==== RAW DATA ====

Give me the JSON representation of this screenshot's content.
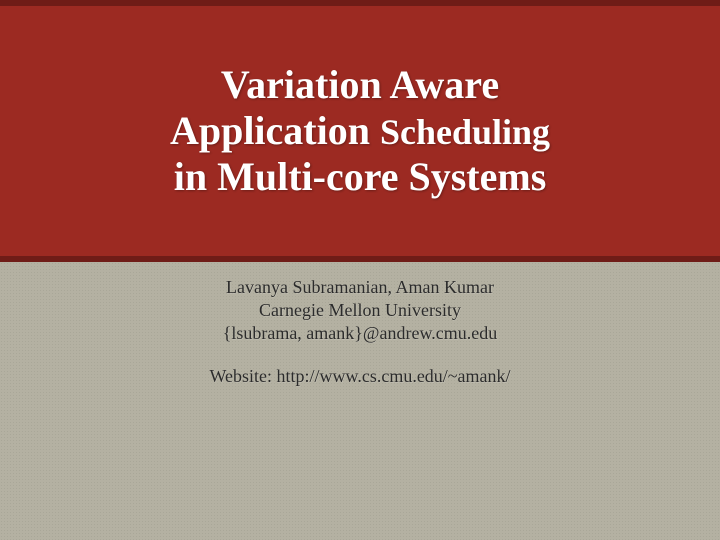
{
  "title": {
    "line1": "Variation Aware",
    "line2a": "Application ",
    "line2b": "Scheduling",
    "line3": "in Multi-core Systems"
  },
  "meta": {
    "authors": "Lavanya Subramanian, Aman Kumar",
    "affiliation": "Carnegie Mellon University",
    "emails": "{lsubrama, amank}@andrew.cmu.edu",
    "website": "Website: http://www.cs.cmu.edu/~amank/"
  }
}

====

» **TASK**
Print each line of the material above exactly, with the pictures removed from your copy.

» **FULL ANSWER**
Give me the JSON representation of this screenshot's content.
{
  "title": {
    "line1": "Variation Aware",
    "line2a": "Application ",
    "line2b": "Scheduling",
    "line3": "in Multi-core Systems"
  },
  "meta": {
    "authors": "Lavanya Subramanian, Aman Kumar",
    "affiliation": "Carnegie Mellon University",
    "emails": "{lsubrama, amank}@andrew.cmu.edu",
    "website": "Website: http://www.cs.cmu.edu/~amank/"
  }
}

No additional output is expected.